**EXERCISE REQUIREMENTS**
Take the material below and retype it in full; pictures are left out.

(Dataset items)
□ □ □

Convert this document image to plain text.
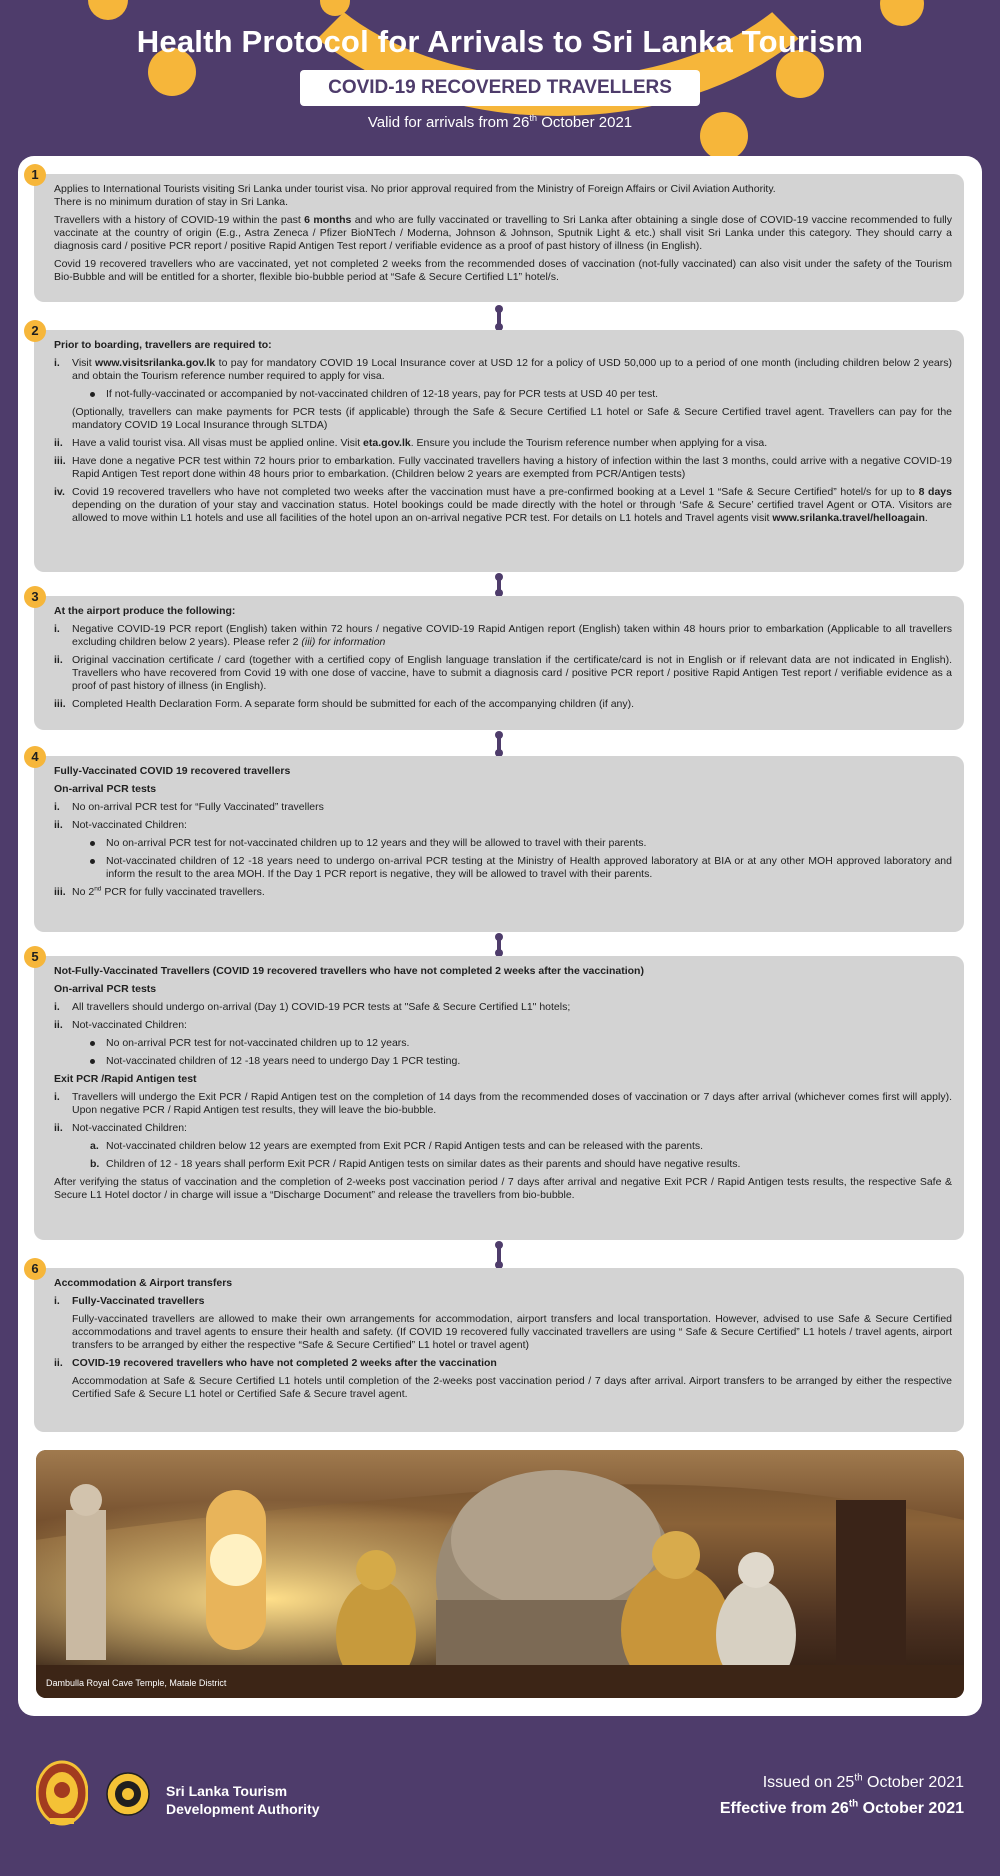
Health Protocol for Arrivals to Sri Lanka Tourism
COVID-19 RECOVERED TRAVELLERS
Valid for arrivals from 26th October 2021
1

Applies to International Tourists visiting Sri Lanka under tourist visa. No prior approval required from the Ministry of Foreign Affairs or Civil Aviation Authority.

There is no minimum duration of stay in Sri Lanka.

Travellers with a history of COVID-19 within the past 6 months and who are fully vaccinated or travelling to Sri Lanka after obtaining a single dose of COVID-19 vaccine recommended to fully vaccinate at the country of origin (E.g., Astra Zeneca / Pfizer BioNTech / Moderna, Johnson & Johnson, Sputnik Light & etc.) shall visit Sri Lanka under this category. They should carry a diagnosis card / positive PCR report / positive Rapid Antigen Test report / verifiable evidence as a proof of past history of illness (in English).

Covid 19 recovered travellers who are vaccinated, yet not completed 2 weeks from the recommended doses of vaccination (not-fully vaccinated) can also visit under the safety of the Tourism Bio-Bubble and will be entitled for a shorter, flexible bio-bubble period at “Safe & Secure Certified L1” hotel/s.

2
Prior to boarding, travellers are required to:
i. Visit www.visitsrilanka.gov.lk to pay for mandatory COVID 19 Local Insurance cover at USD 12 for a policy of USD 50,000 up to a period of one month (including children below 2 years) and obtain the Tourism reference number required to apply for visa.
If not-fully-vaccinated or accompanied by not-vaccinated children of 12-18 years, pay for PCR tests at USD 40 per test.

(Optionally, travellers can make payments for PCR tests (if applicable) through the Safe & Secure Certified L1 hotel or Safe & Secure Certified travel agent. Travellers can pay for the mandatory COVID 19 Local Insurance through SLTDA)

ii. Have a valid tourist visa. All visas must be applied online. Visit eta.gov.lk. Ensure you include the Tourism reference number when applying for a visa.
iii. Have done a negative PCR test within 72 hours prior to embarkation. Fully vaccinated travellers having a history of infection within the last 3 months, could arrive with a negative COVID-19 Rapid Antigen Test report done within 48 hours prior to embarkation. (Children below 2 years are exempted from PCR/Antigen tests)
iv. Covid 19 recovered travellers who have not completed two weeks after the vaccination must have a pre-confirmed booking at a Level 1 “Safe & Secure Certified” hotel/s for up to 8 days depending on the duration of your stay and vaccination status. Hotel bookings could be made directly with the hotel or through ‘Safe & Secure’ certified travel Agent or OTA. Visitors are allowed to move within L1 hotels and use all facilities of the hotel upon an on-arrival negative PCR test. For details on L1 hotels and Travel agents visit www.srilanka.travel/helloagain.
3
At the airport produce the following:
i. Negative COVID-19 PCR report (English) taken within 72 hours / negative COVID-19 Rapid Antigen report (English) taken within 48 hours prior to embarkation (Applicable to all travellers excluding children below 2 years). Please refer 2 (iii) for information
ii. Original vaccination certificate / card (together with a certified copy of English language translation if the certificate/card is not in English or if relevant data are not indicated in English). Travellers who have recovered from Covid 19 with one dose of vaccine, have to submit a diagnosis card / positive PCR report / positive Rapid Antigen Test report / verifiable evidence as a proof of past history of illness (in English).
iii. Completed Health Declaration Form. A separate form should be submitted for each of the accompanying children (if any).
4
Fully-Vaccinated COVID 19 recovered travellers
On-arrival PCR tests
i. No on-arrival PCR test for “Fully Vaccinated” travellers
ii. Not-vaccinated Children:
No on-arrival PCR test for not-vaccinated children up to 12 years and they will be allowed to travel with their parents.
Not-vaccinated children of 12 -18 years need to undergo on-arrival PCR testing at the Ministry of Health approved laboratory at BIA or at any other MOH approved laboratory and inform the result to the area MOH. If the Day 1 PCR report is negative, they will be allowed to travel with their parents.
iii. No 2nd PCR for fully vaccinated travellers.
5
Not-Fully-Vaccinated Travellers (COVID 19 recovered travellers who have not completed 2 weeks after the vaccination)
On-arrival PCR tests
i. All travellers should undergo on-arrival (Day 1) COVID-19 PCR tests at "Safe & Secure Certified L1" hotels;
ii. Not-vaccinated Children:
No on-arrival PCR test for not-vaccinated children up to 12 years.
Not-vaccinated children of 12 -18 years need to undergo Day 1 PCR testing.
Exit PCR /Rapid Antigen test
i. Travellers will undergo the Exit PCR / Rapid Antigen test on the completion of 14 days from the recommended doses of vaccination or 7 days after arrival (whichever comes first will apply). Upon negative PCR / Rapid Antigen test results, they will leave the bio-bubble.
ii. Not-vaccinated Children:
a. Not-vaccinated children below 12 years are exempted from Exit PCR / Rapid Antigen tests and can be released with the parents.
b. Children of 12 - 18 years shall perform Exit PCR / Rapid Antigen tests on similar dates as their parents and should have negative results.

After verifying the status of vaccination and the completion of 2-weeks post vaccination period / 7 days after arrival and negative Exit PCR / Rapid Antigen tests results, the respective Safe & Secure L1 Hotel doctor / in charge will issue a “Discharge Document” and release the travellers from bio-bubble.

6
Accommodation & Airport transfers
i. Fully-Vaccinated travellers

Fully-vaccinated travellers are allowed to make their own arrangements for accommodation, airport transfers and local transportation. However, advised to use Safe & Secure Certified accommodations and travel agents to ensure their health and safety. (If COVID 19 recovered fully vaccinated travellers are using “ Safe & Secure Certified” L1 hotels / travel agents, airport transfers to be arranged by either the respective “Safe & Secure Certified” L1 hotel or travel agent)

ii. COVID-19 recovered travellers who have not completed 2 weeks after the vaccination

Accommodation at Safe & Secure Certified L1 hotels until completion of the 2-weeks post vaccination period / 7 days after arrival. Airport transfers to be arranged by either the respective Certified Safe & Secure L1 hotel or Certified Safe & Secure travel agent.

Dambulla Royal Cave Temple, Matale District
Sri Lanka Tourism
Development Authority
Issued on 25th October 2021
Effective from 26th October 2021
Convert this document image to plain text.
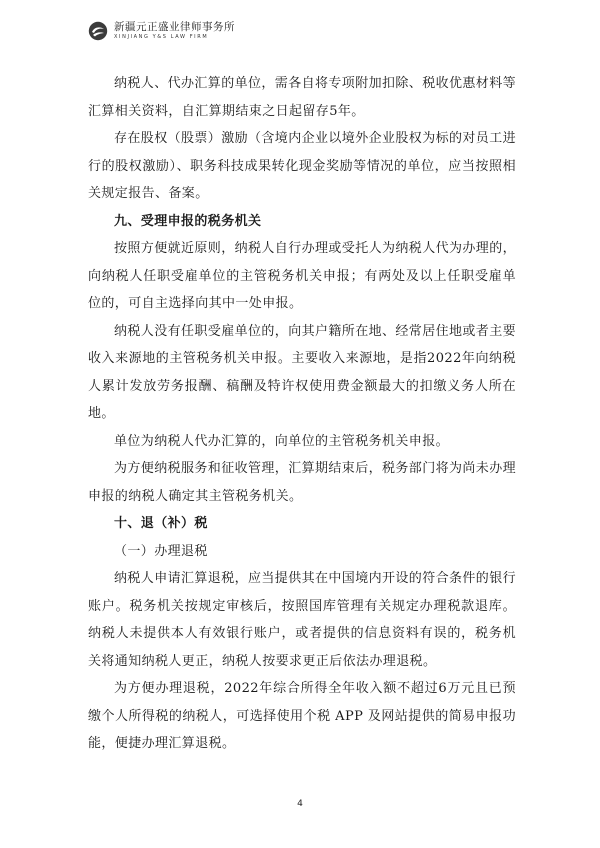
新疆元正盛业律师事务所
XINJIANG Y&S LAW FIRM

纳税人、代办汇算的单位，需各自将专项附加扣除、税收优惠材料等汇算相关资料，自汇算期结束之日起留存5年。

存在股权（股票）激励（含境内企业以境外企业股权为标的对员工进行的股权激励）、职务科技成果转化现金奖励等情况的单位，应当按照相关规定报告、备案。

九、受理申报的税务机关

按照方便就近原则，纳税人自行办理或受托人为纳税人代为办理的，向纳税人任职受雇单位的主管税务机关申报；有两处及以上任职受雇单位的，可自主选择向其中一处申报。

纳税人没有任职受雇单位的，向其户籍所在地、经常居住地或者主要收入来源地的主管税务机关申报。主要收入来源地，是指2022年向纳税人累计发放劳务报酬、稿酬及特许权使用费金额最大的扣缴义务人所在地。

单位为纳税人代办汇算的，向单位的主管税务机关申报。

为方便纳税服务和征收管理，汇算期结束后，税务部门将为尚未办理申报的纳税人确定其主管税务机关。

十、退（补）税

（一）办理退税

纳税人申请汇算退税，应当提供其在中国境内开设的符合条件的银行账户。税务机关按规定审核后，按照国库管理有关规定办理税款退库。纳税人未提供本人有效银行账户，或者提供的信息资料有误的，税务机关将通知纳税人更正，纳税人按要求更正后依法办理退税。

为方便办理退税，2022年综合所得全年收入额不超过6万元且已预缴个人所得税的纳税人，可选择使用个税 APP 及网站提供的简易申报功能，便捷办理汇算退税。

4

□ □ □

**RESPONSE TO THIS TASK**
Convert this document image to plain text.
Health Protocol for Arrivals to Sri Lanka Tourism
COVID-19 RECOVERED TRAVELLERS
Valid for arrivals from 26th October 2021
1

Applies to International Tourists visiting Sri Lanka under tourist visa. No prior approval required from the Ministry of Foreign Affairs or Civil Aviation Authority.

There is no minimum duration of stay in Sri Lanka.

Travellers with a history of COVID-19 within the past 6 months and who are fully vaccinated or travelling to Sri Lanka after obtaining a single dose of COVID-19 vaccine recommended to fully vaccinate at the country of origin (E.g., Astra Zeneca / Pfizer BioNTech / Moderna, Johnson & Johnson, Sputnik Light & etc.) shall visit Sri Lanka under this category. They should carry a diagnosis card / positive PCR report / positive Rapid Antigen Test report / verifiable evidence as a proof of past history of illness (in English).

Covid 19 recovered travellers who are vaccinated, yet not completed 2 weeks from the recommended doses of vaccination (not-fully vaccinated) can also visit under the safety of the Tourism Bio-Bubble and will be entitled for a shorter, flexible bio-bubble period at “Safe & Secure Certified L1” hotel/s.

2
Prior to boarding, travellers are required to:
i. Visit www.visitsrilanka.gov.lk to pay for mandatory COVID 19 Local Insurance cover at USD 12 for a policy of USD 50,000 up to a period of one month (including children below 2 years) and obtain the Tourism reference number required to apply for visa.
If not-fully-vaccinated or accompanied by not-vaccinated children of 12-18 years, pay for PCR tests at USD 40 per test.

(Optionally, travellers can make payments for PCR tests (if applicable) through the Safe & Secure Certified L1 hotel or Safe & Secure Certified travel agent. Travellers can pay for the mandatory COVID 19 Local Insurance through SLTDA)

ii. Have a valid tourist visa. All visas must be applied online. Visit eta.gov.lk. Ensure you include the Tourism reference number when applying for a visa.
iii. Have done a negative PCR test within 72 hours prior to embarkation. Fully vaccinated travellers having a history of infection within the last 3 months, could arrive with a negative COVID-19 Rapid Antigen Test report done within 48 hours prior to embarkation. (Children below 2 years are exempted from PCR/Antigen tests)
iv. Covid 19 recovered travellers who have not completed two weeks after the vaccination must have a pre-confirmed booking at a Level 1 “Safe & Secure Certified” hotel/s for up to 8 days depending on the duration of your stay and vaccination status. Hotel bookings could be made directly with the hotel or through ‘Safe & Secure’ certified travel Agent or OTA. Visitors are allowed to move within L1 hotels and use all facilities of the hotel upon an on-arrival negative PCR test. For details on L1 hotels and Travel agents visit www.srilanka.travel/helloagain.
3
At the airport produce the following:
i. Negative COVID-19 PCR report (English) taken within 72 hours / negative COVID-19 Rapid Antigen report (English) taken within 48 hours prior to embarkation (Applicable to all travellers excluding children below 2 years). Please refer 2 (iii) for information
ii. Original vaccination certificate / card (together with a certified copy of English language translation if the certificate/card is not in English or if relevant data are not indicated in English). Travellers who have recovered from Covid 19 with one dose of vaccine, have to submit a diagnosis card / positive PCR report / positive Rapid Antigen Test report / verifiable evidence as a proof of past history of illness (in English).
iii. Completed Health Declaration Form. A separate form should be submitted for each of the accompanying children (if any).
4
Fully-Vaccinated COVID 19 recovered travellers
On-arrival PCR tests
i. No on-arrival PCR test for “Fully Vaccinated” travellers
ii. Not-vaccinated Children:
No on-arrival PCR test for not-vaccinated children up to 12 years and they will be allowed to travel with their parents.
Not-vaccinated children of 12 -18 years need to undergo on-arrival PCR testing at the Ministry of Health approved laboratory at BIA or at any other MOH approved laboratory and inform the result to the area MOH. If the Day 1 PCR report is negative, they will be allowed to travel with their parents.
iii. No 2nd PCR for fully vaccinated travellers.
5
Not-Fully-Vaccinated Travellers (COVID 19 recovered travellers who have not completed 2 weeks after the vaccination)
On-arrival PCR tests
i. All travellers should undergo on-arrival (Day 1) COVID-19 PCR tests at "Safe & Secure Certified L1" hotels;
ii. Not-vaccinated Children:
No on-arrival PCR test for not-vaccinated children up to 12 years.
Not-vaccinated children of 12 -18 years need to undergo Day 1 PCR testing.
Exit PCR /Rapid Antigen test
i. Travellers will undergo the Exit PCR / Rapid Antigen test on the completion of 14 days from the recommended doses of vaccination or 7 days after arrival (whichever comes first will apply). Upon negative PCR / Rapid Antigen test results, they will leave the bio-bubble.
ii. Not-vaccinated Children:
a. Not-vaccinated children below 12 years are exempted from Exit PCR / Rapid Antigen tests and can be released with the parents.
b. Children of 12 - 18 years shall perform Exit PCR / Rapid Antigen tests on similar dates as their parents and should have negative results.

After verifying the status of vaccination and the completion of 2-weeks post vaccination period / 7 days after arrival and negative Exit PCR / Rapid Antigen tests results, the respective Safe & Secure L1 Hotel doctor / in charge will issue a “Discharge Document” and release the travellers from bio-bubble.

6
Accommodation & Airport transfers
i. Fully-Vaccinated travellers

Fully-vaccinated travellers are allowed to make their own arrangements for accommodation, airport transfers and local transportation. However, advised to use Safe & Secure Certified accommodations and travel agents to ensure their health and safety. (If COVID 19 recovered fully vaccinated travellers are using “ Safe & Secure Certified” L1 hotels / travel agents, airport transfers to be arranged by either the respective “Safe & Secure Certified” L1 hotel or travel agent)

ii. COVID-19 recovered travellers who have not completed 2 weeks after the vaccination

Accommodation at Safe & Secure Certified L1 hotels until completion of the 2-weeks post vaccination period / 7 days after arrival. Airport transfers to be arranged by either the respective Certified Safe & Secure L1 hotel or Certified Safe & Secure travel agent.

Dambulla Royal Cave Temple, Matale District
Sri Lanka Tourism
Development Authority
Issued on 25th October 2021
Effective from 26th October 2021
Convert this document image to plain text.
新疆元正盛业律师事务所
XINJIANG Y&S LAW FIRM

纳税人、代办汇算的单位，需各自将专项附加扣除、税收优惠材料等汇算相关资料，自汇算期结束之日起留存5年。

存在股权（股票）激励（含境内企业以境外企业股权为标的对员工进行的股权激励）、职务科技成果转化现金奖励等情况的单位，应当按照相关规定报告、备案。

九、受理申报的税务机关

按照方便就近原则，纳税人自行办理或受托人为纳税人代为办理的，向纳税人任职受雇单位的主管税务机关申报；有两处及以上任职受雇单位的，可自主选择向其中一处申报。

纳税人没有任职受雇单位的，向其户籍所在地、经常居住地或者主要收入来源地的主管税务机关申报。主要收入来源地，是指2022年向纳税人累计发放劳务报酬、稿酬及特许权使用费金额最大的扣缴义务人所在地。

单位为纳税人代办汇算的，向单位的主管税务机关申报。

为方便纳税服务和征收管理，汇算期结束后，税务部门将为尚未办理申报的纳税人确定其主管税务机关。

十、退（补）税

（一）办理退税

纳税人申请汇算退税，应当提供其在中国境内开设的符合条件的银行账户。税务机关按规定审核后，按照国库管理有关规定办理税款退库。纳税人未提供本人有效银行账户，或者提供的信息资料有误的，税务机关将通知纳税人更正，纳税人按要求更正后依法办理退税。

为方便办理退税，2022年综合所得全年收入额不超过6万元且已预缴个人所得税的纳税人，可选择使用个税 APP 及网站提供的简易申报功能，便捷办理汇算退税。

4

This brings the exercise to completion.